● WORK REQUIRED
Would you quote every entry exactly, dropping only the pictures?

● DATASET ROWS

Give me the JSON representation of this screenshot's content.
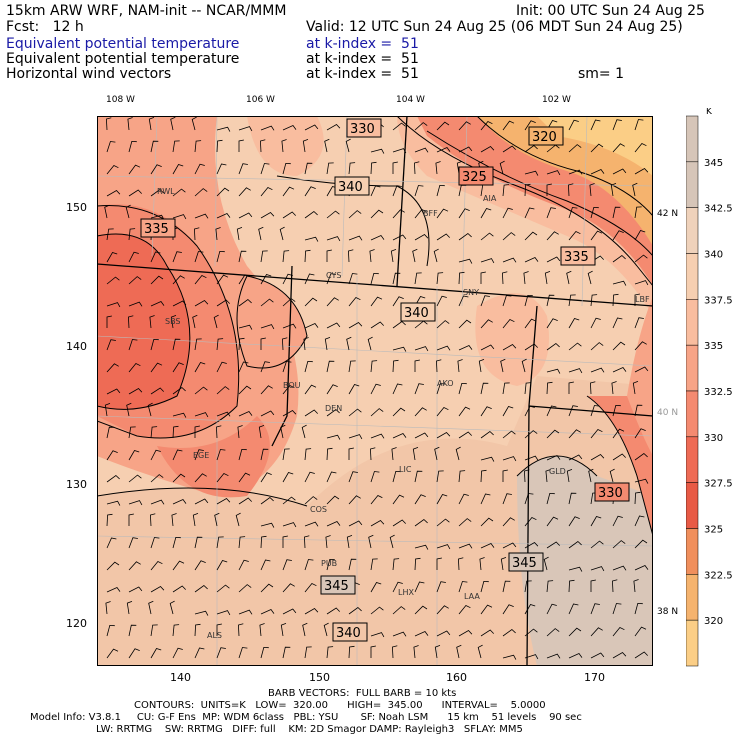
{
  "header": {
    "title_left": "15km ARW WRF, NAM-init -- NCAR/MMM",
    "init": "Init: 00 UTC Sun 24 Aug 25",
    "fcst": "Fcst:   12 h",
    "valid": "Valid: 12 UTC Sun 24 Aug 25 (06 MDT Sun 24 Aug 25)",
    "line1_left": "Equivalent potential temperature",
    "line1_right": "at k-index =  51",
    "line2_left": "Equivalent potential temperature",
    "line2_right": "at k-index =  51",
    "line3_left": "Horizontal wind vectors",
    "line3_right": "at k-index =  51",
    "sm": "sm= 1"
  },
  "map": {
    "top_lon_labels": [
      "108 W",
      "106 W",
      "104 W",
      "102 W"
    ],
    "right_lat_labels": [
      "42 N",
      "40 N",
      "38 N"
    ],
    "left_ticks": [
      "150",
      "140",
      "130",
      "120"
    ],
    "bottom_ticks": [
      "140",
      "150",
      "160",
      "170"
    ],
    "contour_labels": [
      "330",
      "320",
      "325",
      "340",
      "335",
      "335",
      "340",
      "330",
      "345",
      "345",
      "340"
    ],
    "stations": [
      "RWL",
      "BFF",
      "AIA",
      "CYS",
      "SNY",
      "LBF",
      "SBS",
      "BOU",
      "AKO",
      "DEN",
      "EGE",
      "LIC",
      "GLD",
      "COS",
      "PUB",
      "LHX",
      "LAA",
      "ALS"
    ]
  },
  "colorbar": {
    "unit": "K",
    "labels": [
      "345",
      "342.5",
      "340",
      "337.5",
      "335",
      "332.5",
      "330",
      "327.5",
      "325",
      "322.5",
      "320"
    ],
    "colors": [
      "#d6c5b8",
      "#efd2bb",
      "#f6cfb1",
      "#f9bd9f",
      "#f7a487",
      "#f48a70",
      "#ee6b55",
      "#e85a45",
      "#f08f5c",
      "#f5b36e",
      "#fbce86"
    ]
  },
  "footer": {
    "barb": "BARB VECTORS:  FULL BARB = 10 kts",
    "contours": "CONTOURS:  UNITS=K   LOW=  320.00      HIGH=  345.00      INTERVAL=    5.0000",
    "model1": "Model Info: V3.8.1     CU: G-F Ens  MP: WDM 6class   PBL: YSU       SF: Noah LSM      15 km    51 levels    90 sec",
    "model2": "LW: RRTMG    SW: RRTMG   DIFF: full    KM: 2D Smagor DAMP: Rayleigh3   SFLAY: MM5"
  }
}
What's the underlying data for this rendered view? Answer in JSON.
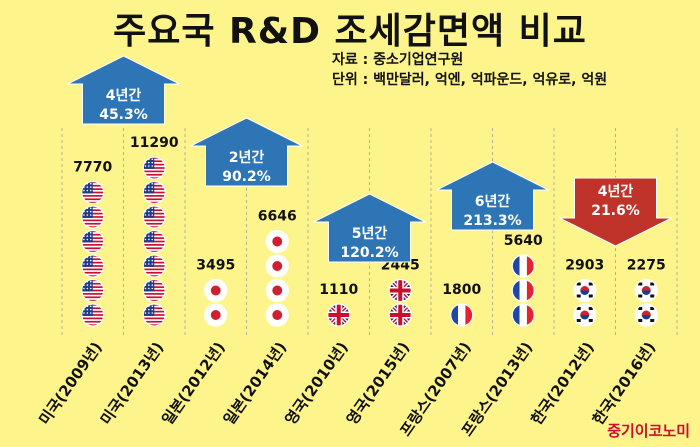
{
  "title": "주요국 R&D 조세감면액 비교",
  "source_text": "자료 : 중소기업연구원",
  "unit_text": "단위 : 백만달러, 억엔, 억파운드, 억유로, 억원",
  "credit": "중기이코노미",
  "chart_data": {
    "type": "bar",
    "categories": [
      "미국(2009년)",
      "미국(2013년)",
      "일본(2012년)",
      "일본(2014년)",
      "영국(2010년)",
      "영국(2015년)",
      "프랑스(2007년)",
      "프랑스(2013년)",
      "한국(2012년)",
      "한국(2016년)"
    ],
    "values": [
      7770,
      11290,
      3495,
      6646,
      1110,
      2445,
      1800,
      5640,
      2903,
      2275
    ],
    "value_labels": [
      "7770",
      "11290",
      "3495",
      "6646",
      "1110",
      "2445",
      "1800",
      "5640",
      "2903",
      "2275"
    ],
    "markers": [
      "us",
      "us",
      "jp",
      "jp",
      "uk",
      "uk",
      "fr",
      "fr",
      "kr",
      "kr"
    ],
    "marker_counts": [
      6,
      7,
      2,
      4,
      1,
      2,
      1,
      3,
      2,
      2
    ],
    "changes": [
      {
        "period": "4년간",
        "pct": "45.3%",
        "direction": "up",
        "color": "#2e75b6"
      },
      {
        "period": "2년간",
        "pct": "90.2%",
        "direction": "up",
        "color": "#2e75b6"
      },
      {
        "period": "5년간",
        "pct": "120.2%",
        "direction": "up",
        "color": "#2e75b6"
      },
      {
        "period": "6년간",
        "pct": "213.3%",
        "direction": "up",
        "color": "#2e75b6"
      },
      {
        "period": "4년간",
        "pct": "21.6%",
        "direction": "down",
        "color": "#c0332b"
      }
    ],
    "grid": "vertical-dashed",
    "colors": {
      "background": "#fdf48c",
      "up_arrow": "#2e75b6",
      "down_arrow": "#c0332b",
      "credit": "#c8102e"
    }
  }
}
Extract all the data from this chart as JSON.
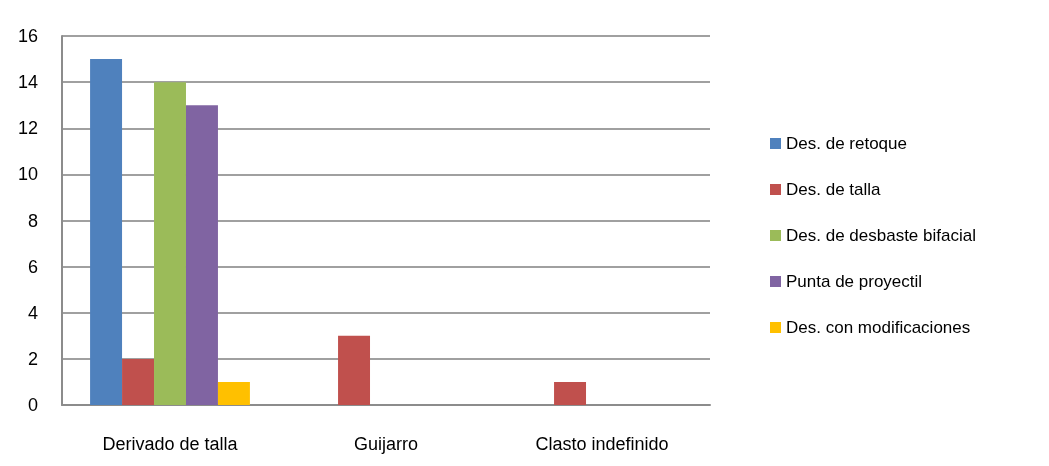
{
  "chart_data": {
    "type": "bar",
    "categories": [
      "Derivado de talla",
      "Guijarro",
      "Clasto indefinido"
    ],
    "series": [
      {
        "name": "Des. de retoque",
        "color": "#4f81bd",
        "values": [
          15,
          null,
          null
        ]
      },
      {
        "name": "Des. de talla",
        "color": "#c0504d",
        "values": [
          2,
          3,
          1
        ]
      },
      {
        "name": "Des. de desbaste bifacial",
        "color": "#9bbb59",
        "values": [
          14,
          null,
          null
        ]
      },
      {
        "name": "Punta de proyectil",
        "color": "#8064a2",
        "values": [
          13,
          null,
          null
        ]
      },
      {
        "name": "Des. con modificaciones",
        "color": "#ffc000",
        "values": [
          1,
          null,
          null
        ]
      }
    ],
    "ylim": [
      0,
      16
    ],
    "yticks": [
      0,
      2,
      4,
      6,
      8,
      10,
      12,
      14,
      16
    ],
    "grid": "y",
    "legend": "right"
  }
}
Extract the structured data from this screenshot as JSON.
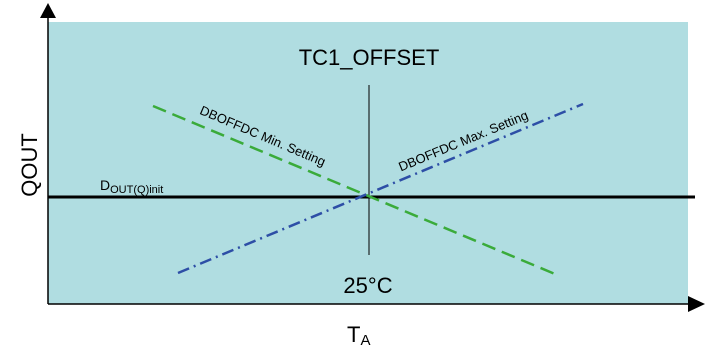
{
  "diagram": {
    "title": "TC1_OFFSET",
    "y_axis_label": "QOUT",
    "x_axis_label_main": "T",
    "x_axis_label_sub": "A",
    "center_label": "25°C",
    "baseline_label_main": "D",
    "baseline_label_sub": "OUT(Q)init",
    "min_line_label": "DBOFFDC Min. Setting",
    "max_line_label": "DBOFFDC Max. Setting",
    "colors": {
      "plot_background": "#b0dde1",
      "min_line": "#3aab3a",
      "max_line": "#2d4ea6",
      "baseline": "#000000"
    }
  }
}
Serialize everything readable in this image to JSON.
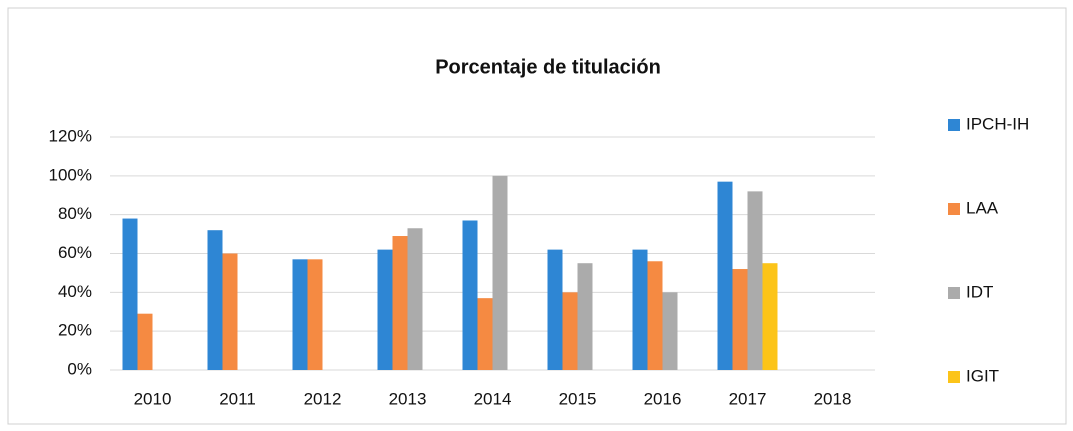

● EXERCISE RESPONSE
Give me the JSON representation of this screenshot's content.
{
  "header": {
    "title_left": "15km ARW WRF, NAM-init -- NCAR/MMM",
    "init": "Init: 00 UTC Sun 24 Aug 25",
    "fcst": "Fcst:   12 h",
    "valid": "Valid: 12 UTC Sun 24 Aug 25 (06 MDT Sun 24 Aug 25)",
    "line1_left": "Equivalent potential temperature",
    "line1_right": "at k-index =  51",
    "line2_left": "Equivalent potential temperature",
    "line2_right": "at k-index =  51",
    "line3_left": "Horizontal wind vectors",
    "line3_right": "at k-index =  51",
    "sm": "sm= 1"
  },
  "map": {
    "top_lon_labels": [
      "108 W",
      "106 W",
      "104 W",
      "102 W"
    ],
    "right_lat_labels": [
      "42 N",
      "40 N",
      "38 N"
    ],
    "left_ticks": [
      "150",
      "140",
      "130",
      "120"
    ],
    "bottom_ticks": [
      "140",
      "150",
      "160",
      "170"
    ],
    "contour_labels": [
      "330",
      "320",
      "325",
      "340",
      "335",
      "335",
      "340",
      "330",
      "345",
      "345",
      "340"
    ],
    "stations": [
      "RWL",
      "BFF",
      "AIA",
      "CYS",
      "SNY",
      "LBF",
      "SBS",
      "BOU",
      "AKO",
      "DEN",
      "EGE",
      "LIC",
      "GLD",
      "COS",
      "PUB",
      "LHX",
      "LAA",
      "ALS"
    ]
  },
  "colorbar": {
    "unit": "K",
    "labels": [
      "345",
      "342.5",
      "340",
      "337.5",
      "335",
      "332.5",
      "330",
      "327.5",
      "325",
      "322.5",
      "320"
    ],
    "colors": [
      "#d6c5b8",
      "#efd2bb",
      "#f6cfb1",
      "#f9bd9f",
      "#f7a487",
      "#f48a70",
      "#ee6b55",
      "#e85a45",
      "#f08f5c",
      "#f5b36e",
      "#fbce86"
    ]
  },
  "footer": {
    "barb": "BARB VECTORS:  FULL BARB = 10 kts",
    "contours": "CONTOURS:  UNITS=K   LOW=  320.00      HIGH=  345.00      INTERVAL=    5.0000",
    "model1": "Model Info: V3.8.1     CU: G-F Ens  MP: WDM 6class   PBL: YSU       SF: Noah LSM      15 km    51 levels    90 sec",
    "model2": "LW: RRTMG    SW: RRTMG   DIFF: full    KM: 2D Smagor DAMP: Rayleigh3   SFLAY: MM5"
  }
}
What's the underlying data for this rendered view? Answer in JSON.
{
  "title": "주요국 R&D 조세감면액 비교",
  "source_text": "자료 : 중소기업연구원",
  "unit_text": "단위 : 백만달러, 억엔, 억파운드, 억유로, 억원",
  "credit": "중기이코노미",
  "chart_data": {
    "type": "bar",
    "categories": [
      "미국(2009년)",
      "미국(2013년)",
      "일본(2012년)",
      "일본(2014년)",
      "영국(2010년)",
      "영국(2015년)",
      "프랑스(2007년)",
      "프랑스(2013년)",
      "한국(2012년)",
      "한국(2016년)"
    ],
    "values": [
      7770,
      11290,
      3495,
      6646,
      1110,
      2445,
      1800,
      5640,
      2903,
      2275
    ],
    "value_labels": [
      "7770",
      "11290",
      "3495",
      "6646",
      "1110",
      "2445",
      "1800",
      "5640",
      "2903",
      "2275"
    ],
    "markers": [
      "us",
      "us",
      "jp",
      "jp",
      "uk",
      "uk",
      "fr",
      "fr",
      "kr",
      "kr"
    ],
    "marker_counts": [
      6,
      7,
      2,
      4,
      1,
      2,
      1,
      3,
      2,
      2
    ],
    "changes": [
      {
        "period": "4년간",
        "pct": "45.3%",
        "direction": "up",
        "color": "#2e75b6"
      },
      {
        "period": "2년간",
        "pct": "90.2%",
        "direction": "up",
        "color": "#2e75b6"
      },
      {
        "period": "5년간",
        "pct": "120.2%",
        "direction": "up",
        "color": "#2e75b6"
      },
      {
        "period": "6년간",
        "pct": "213.3%",
        "direction": "up",
        "color": "#2e75b6"
      },
      {
        "period": "4년간",
        "pct": "21.6%",
        "direction": "down",
        "color": "#c0332b"
      }
    ],
    "grid": "vertical-dashed",
    "colors": {
      "background": "#fdf48c",
      "up_arrow": "#2e75b6",
      "down_arrow": "#c0332b",
      "credit": "#c8102e"
    }
  }
}
Extract all the data from this chart as JSON.
{
  "chart_data": {
    "type": "bar",
    "categories": [
      "Derivado de talla",
      "Guijarro",
      "Clasto indefinido"
    ],
    "series": [
      {
        "name": "Des. de retoque",
        "color": "#4f81bd",
        "values": [
          15,
          null,
          null
        ]
      },
      {
        "name": "Des. de talla",
        "color": "#c0504d",
        "values": [
          2,
          3,
          1
        ]
      },
      {
        "name": "Des. de desbaste bifacial",
        "color": "#9bbb59",
        "values": [
          14,
          null,
          null
        ]
      },
      {
        "name": "Punta de proyectil",
        "color": "#8064a2",
        "values": [
          13,
          null,
          null
        ]
      },
      {
        "name": "Des. con modificaciones",
        "color": "#ffc000",
        "values": [
          1,
          null,
          null
        ]
      }
    ],
    "ylim": [
      0,
      16
    ],
    "yticks": [
      0,
      2,
      4,
      6,
      8,
      10,
      12,
      14,
      16
    ],
    "grid": "y",
    "legend": "right"
  }
}
Extract the structured data from this screenshot as JSON.
{
  "diagram": {
    "title": "TC1_OFFSET",
    "y_axis_label": "QOUT",
    "x_axis_label_main": "T",
    "x_axis_label_sub": "A",
    "center_label": "25°C",
    "baseline_label_main": "D",
    "baseline_label_sub": "OUT(Q)init",
    "min_line_label": "DBOFFDC Min. Setting",
    "max_line_label": "DBOFFDC Max. Setting",
    "colors": {
      "plot_background": "#b0dde1",
      "min_line": "#3aab3a",
      "max_line": "#2d4ea6",
      "baseline": "#000000"
    }
  }
}
Serialize everything readable in this image to JSON.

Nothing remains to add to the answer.